What is asked:
Print the entries below in their entirety, exactly as they are written.

Dataset entries:
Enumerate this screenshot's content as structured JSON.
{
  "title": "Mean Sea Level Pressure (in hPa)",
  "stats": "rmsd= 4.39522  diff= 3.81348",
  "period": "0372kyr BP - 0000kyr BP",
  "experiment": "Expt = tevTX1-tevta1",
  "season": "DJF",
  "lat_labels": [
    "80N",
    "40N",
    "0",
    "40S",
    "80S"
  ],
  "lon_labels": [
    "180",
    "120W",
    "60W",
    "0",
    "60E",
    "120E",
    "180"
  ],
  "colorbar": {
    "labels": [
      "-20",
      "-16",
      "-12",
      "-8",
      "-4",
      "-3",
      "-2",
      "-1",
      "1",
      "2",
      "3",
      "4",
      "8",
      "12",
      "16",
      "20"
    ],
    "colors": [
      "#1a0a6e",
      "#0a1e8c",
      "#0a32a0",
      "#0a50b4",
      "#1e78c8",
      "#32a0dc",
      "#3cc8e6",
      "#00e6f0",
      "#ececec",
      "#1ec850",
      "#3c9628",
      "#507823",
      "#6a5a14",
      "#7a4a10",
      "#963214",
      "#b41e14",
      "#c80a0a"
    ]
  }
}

The reply:
Enumerate this screenshot's content as structured JSON.
{
  "title": "Mean Sea Level Pressure (in hPa)",
  "stats": "rmsd= 4.39522  diff= 3.81348",
  "period": "0372kyr BP - 0000kyr BP",
  "experiment": "Expt = tevTX1-tevta1",
  "season": "DJF",
  "lat_labels": [
    "80N",
    "40N",
    "0",
    "40S",
    "80S"
  ],
  "lon_labels": [
    "180",
    "120W",
    "60W",
    "0",
    "60E",
    "120E",
    "180"
  ],
  "colorbar": {
    "labels": [
      "-20",
      "-16",
      "-12",
      "-8",
      "-4",
      "-3",
      "-2",
      "-1",
      "1",
      "2",
      "3",
      "4",
      "8",
      "12",
      "16",
      "20"
    ],
    "colors": [
      "#1a0a6e",
      "#0a1e8c",
      "#0a32a0",
      "#0a50b4",
      "#1e78c8",
      "#32a0dc",
      "#3cc8e6",
      "#00e6f0",
      "#ececec",
      "#1ec850",
      "#3c9628",
      "#507823",
      "#6a5a14",
      "#7a4a10",
      "#963214",
      "#b41e14",
      "#c80a0a"
    ]
  }
}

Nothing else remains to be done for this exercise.